# Instructions for the task
Present the rows below as a Markdown table with two columns, Row and Content, putting each row's number under Row and its line under Content, and leave out any blank lines.

# Data provided
_____

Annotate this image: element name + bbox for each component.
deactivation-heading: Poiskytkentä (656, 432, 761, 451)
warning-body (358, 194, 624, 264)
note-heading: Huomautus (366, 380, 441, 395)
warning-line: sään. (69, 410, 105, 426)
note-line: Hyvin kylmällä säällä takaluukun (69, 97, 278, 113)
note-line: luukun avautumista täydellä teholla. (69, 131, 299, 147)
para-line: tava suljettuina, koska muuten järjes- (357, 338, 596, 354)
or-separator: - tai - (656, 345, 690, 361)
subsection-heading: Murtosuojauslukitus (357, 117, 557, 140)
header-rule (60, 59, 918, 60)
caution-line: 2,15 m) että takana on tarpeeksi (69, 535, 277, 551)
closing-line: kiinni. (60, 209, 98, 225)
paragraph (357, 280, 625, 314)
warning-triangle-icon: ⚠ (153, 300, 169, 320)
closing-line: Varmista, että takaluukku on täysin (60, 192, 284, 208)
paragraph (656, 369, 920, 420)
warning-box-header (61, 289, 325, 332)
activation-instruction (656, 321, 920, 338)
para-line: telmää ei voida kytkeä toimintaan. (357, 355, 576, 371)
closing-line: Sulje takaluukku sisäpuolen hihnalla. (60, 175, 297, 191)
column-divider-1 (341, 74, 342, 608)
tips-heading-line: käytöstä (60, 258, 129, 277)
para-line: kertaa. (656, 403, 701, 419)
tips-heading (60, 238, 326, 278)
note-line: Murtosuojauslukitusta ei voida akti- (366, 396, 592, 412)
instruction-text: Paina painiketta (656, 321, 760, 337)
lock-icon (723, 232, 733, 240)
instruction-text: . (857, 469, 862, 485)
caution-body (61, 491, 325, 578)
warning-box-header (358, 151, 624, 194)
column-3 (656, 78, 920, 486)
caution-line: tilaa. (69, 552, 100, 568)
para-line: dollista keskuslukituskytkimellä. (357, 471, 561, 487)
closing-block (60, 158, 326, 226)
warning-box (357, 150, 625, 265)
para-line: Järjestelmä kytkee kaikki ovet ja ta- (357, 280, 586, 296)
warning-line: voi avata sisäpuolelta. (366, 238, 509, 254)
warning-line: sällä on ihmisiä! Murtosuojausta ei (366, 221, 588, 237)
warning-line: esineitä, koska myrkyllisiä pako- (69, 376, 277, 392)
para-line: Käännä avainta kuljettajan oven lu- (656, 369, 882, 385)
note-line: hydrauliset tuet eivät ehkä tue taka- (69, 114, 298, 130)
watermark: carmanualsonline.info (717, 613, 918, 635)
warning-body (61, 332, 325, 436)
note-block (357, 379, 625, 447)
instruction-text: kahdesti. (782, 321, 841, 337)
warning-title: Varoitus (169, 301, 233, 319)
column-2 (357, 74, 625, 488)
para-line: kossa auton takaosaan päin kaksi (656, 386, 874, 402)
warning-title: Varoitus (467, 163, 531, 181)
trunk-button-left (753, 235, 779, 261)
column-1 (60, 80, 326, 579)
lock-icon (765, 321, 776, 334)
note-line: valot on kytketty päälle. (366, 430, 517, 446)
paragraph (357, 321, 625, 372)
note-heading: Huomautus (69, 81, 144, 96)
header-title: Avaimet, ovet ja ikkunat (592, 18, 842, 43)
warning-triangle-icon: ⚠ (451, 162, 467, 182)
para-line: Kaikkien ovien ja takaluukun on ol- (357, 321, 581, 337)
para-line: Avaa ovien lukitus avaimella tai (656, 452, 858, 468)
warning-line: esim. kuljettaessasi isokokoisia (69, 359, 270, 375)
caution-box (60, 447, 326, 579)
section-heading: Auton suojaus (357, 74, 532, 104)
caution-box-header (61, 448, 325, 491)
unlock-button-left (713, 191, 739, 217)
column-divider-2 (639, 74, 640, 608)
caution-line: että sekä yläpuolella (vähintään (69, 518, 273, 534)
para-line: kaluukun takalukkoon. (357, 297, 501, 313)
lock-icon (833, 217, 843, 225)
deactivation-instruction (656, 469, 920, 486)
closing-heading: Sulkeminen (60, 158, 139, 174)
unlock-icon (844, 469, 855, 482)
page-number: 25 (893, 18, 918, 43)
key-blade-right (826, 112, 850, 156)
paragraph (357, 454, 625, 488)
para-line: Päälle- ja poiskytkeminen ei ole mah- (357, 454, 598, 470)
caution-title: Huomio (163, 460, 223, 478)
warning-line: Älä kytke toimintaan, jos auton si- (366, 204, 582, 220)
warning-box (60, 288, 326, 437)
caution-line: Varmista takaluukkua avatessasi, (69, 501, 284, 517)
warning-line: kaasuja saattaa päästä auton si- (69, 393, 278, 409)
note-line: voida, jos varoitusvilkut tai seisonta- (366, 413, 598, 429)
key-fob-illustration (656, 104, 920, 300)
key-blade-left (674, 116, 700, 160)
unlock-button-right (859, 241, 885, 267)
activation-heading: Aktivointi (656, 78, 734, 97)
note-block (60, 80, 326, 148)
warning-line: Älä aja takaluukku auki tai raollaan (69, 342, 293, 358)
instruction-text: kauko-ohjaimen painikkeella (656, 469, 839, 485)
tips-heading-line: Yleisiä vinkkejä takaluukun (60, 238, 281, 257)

_____

# Complete answer
| Row | Content |
|---|---|
| 1 | Annotate this image: element name + bbox for each component. |
| 2 | deactivation-heading: Poiskytkentä (656, 432, 761, 451) |
| 3 | warning-body (358, 194, 624, 264) |
| 4 | note-heading: Huomautus (366, 380, 441, 395) |
| 5 | warning-line: sään. (69, 410, 105, 426) |
| 6 | note-line: Hyvin kylmällä säällä takaluukun (69, 97, 278, 113) |
| 7 | note-line: luukun avautumista täydellä teholla. (69, 131, 299, 147) |
| 8 | para-line: tava suljettuina, koska muuten järjes- (357, 338, 596, 354) |
| 9 | or-separator: - tai - (656, 345, 690, 361) |
| 10 | subsection-heading: Murtosuojauslukitus (357, 117, 557, 140) |
| 11 | header-rule (60, 59, 918, 60) |
| 12 | caution-line: 2,15 m) että takana on tarpeeksi (69, 535, 277, 551) |
| 13 | closing-line: kiinni. (60, 209, 98, 225) |
| 14 | paragraph (357, 280, 625, 314) |
| 15 | warning-triangle-icon: ⚠ (153, 300, 169, 320) |
| 16 | closing-line: Varmista, että takaluukku on täysin (60, 192, 284, 208) |
| 17 | paragraph (656, 369, 920, 420) |
| 18 | warning-box-header (61, 289, 325, 332) |
| 19 | activation-instruction (656, 321, 920, 338) |
| 20 | para-line: telmää ei voida kytkeä toimintaan. (357, 355, 576, 371) |
| 21 | closing-line: Sulje takaluukku sisäpuolen hihnalla. (60, 175, 297, 191) |
| 22 | column-divider-1 (341, 74, 342, 608) |
| 23 | tips-heading-line: käytöstä (60, 258, 129, 277) |
| 24 | para-line: kertaa. (656, 403, 701, 419) |
| 25 | tips-heading (60, 238, 326, 278) |
| 26 | note-line: Murtosuojauslukitusta ei voida akti- (366, 396, 592, 412) |
| 27 | instruction-text: Paina painiketta (656, 321, 760, 337) |
| 28 | lock-icon (723, 232, 733, 240) |
| 29 | instruction-text: . (857, 469, 862, 485) |
| 30 | caution-body (61, 491, 325, 578) |
| 31 | warning-box-header (358, 151, 624, 194) |
| 32 | column-3 (656, 78, 920, 486) |
| 33 | caution-line: tilaa. (69, 552, 100, 568) |
| 34 | para-line: dollista keskuslukituskytkimellä. (357, 471, 561, 487) |
| 35 | closing-block (60, 158, 326, 226) |
| 36 | warning-box (357, 150, 625, 265) |
| 37 | para-line: Järjestelmä kytkee kaikki ovet ja ta- (357, 280, 586, 296) |
| 38 | warning-line: voi avata sisäpuolelta. (366, 238, 509, 254) |
| 39 | warning-line: sällä on ihmisiä! Murtosuojausta ei (366, 221, 588, 237) |
| 40 | warning-line: esineitä, koska myrkyllisiä pako- (69, 376, 277, 392) |
| 41 | para-line: Käännä avainta kuljettajan oven lu- (656, 369, 882, 385) |
| 42 | note-line: hydrauliset tuet eivät ehkä tue taka- (69, 114, 298, 130) |
| 43 | watermark: carmanualsonline.info (717, 613, 918, 635) |
| 44 | warning-body (61, 332, 325, 436) |
| 45 | note-block (357, 379, 625, 447) |
| 46 | instruction-text: kahdesti. (782, 321, 841, 337) |
| 47 | warning-title: Varoitus (169, 301, 233, 319) |
| 48 | column-2 (357, 74, 625, 488) |
| 49 | para-line: kossa auton takaosaan päin kaksi (656, 386, 874, 402) |
| 50 | warning-title: Varoitus (467, 163, 531, 181) |
| 51 | trunk-button-left (753, 235, 779, 261) |
| 52 | column-1 (60, 80, 326, 579) |
| 53 | lock-icon (765, 321, 776, 334) |
| 54 | note-line: valot on kytketty päälle. (366, 430, 517, 446) |
| 55 | paragraph (357, 321, 625, 372) |
| 56 | note-heading: Huomautus (69, 81, 144, 96) |
| 57 | header-title: Avaimet, ovet ja ikkunat (592, 18, 842, 43) |
| 58 | warning-triangle-icon: ⚠ (451, 162, 467, 182) |
| 59 | para-line: Kaikkien ovien ja takaluukun on ol- (357, 321, 581, 337) |
| 60 | para-line: Avaa ovien lukitus avaimella tai (656, 452, 858, 468) |
| 61 | warning-line: esim. kuljettaessasi isokokoisia (69, 359, 270, 375) |
| 62 | caution-box (60, 447, 326, 579) |
| 63 | section-heading: Auton suojaus (357, 74, 532, 104) |
| 64 | caution-box-header (61, 448, 325, 491) |
| 65 | unlock-button-left (713, 191, 739, 217) |
| 66 | column-divider-2 (639, 74, 640, 608) |
| 67 | caution-line: että sekä yläpuolella (vähintään (69, 518, 273, 534) |
| 68 | para-line: kaluukun takalukkoon. (357, 297, 501, 313) |
| 69 | lock-icon (833, 217, 843, 225) |
| 70 | deactivation-instruction (656, 469, 920, 486) |
| 71 | closing-heading: Sulkeminen (60, 158, 139, 174) |
| 72 | unlock-icon (844, 469, 855, 482) |
| 73 | page-number: 25 (893, 18, 918, 43) |
| 74 | key-blade-right (826, 112, 850, 156) |
| 75 | paragraph (357, 454, 625, 488) |
| 76 | para-line: Päälle- ja poiskytkeminen ei ole mah- (357, 454, 598, 470) |
| 77 | caution-title: Huomio (163, 460, 223, 478) |
| 78 | warning-line: Älä kytke toimintaan, jos auton si- (366, 204, 582, 220) |
| 79 | warning-box (60, 288, 326, 437) |
| 80 | caution-line: Varmista takaluukkua avatessasi, (69, 501, 284, 517) |
| 81 | warning-line: kaasuja saattaa päästä auton si- (69, 393, 278, 409) |
| 82 | note-line: voida, jos varoitusvilkut tai seisonta- (366, 413, 598, 429) |
| 83 | key-fob-illustration (656, 104, 920, 300) |
| 84 | key-blade-left (674, 116, 700, 160) |
| 85 | unlock-button-right (859, 241, 885, 267) |
| 86 | activation-heading: Aktivointi (656, 78, 734, 97) |
| 87 | note-block (60, 80, 326, 148) |
| 88 | warning-line: Älä aja takaluukku auki tai raollaan (69, 342, 293, 358) |
| 89 | instruction-text: kauko-ohjaimen painikkeella (656, 469, 839, 485) |
| 90 | tips-heading-line: Yleisiä vinkkejä takaluukun (60, 238, 281, 257) |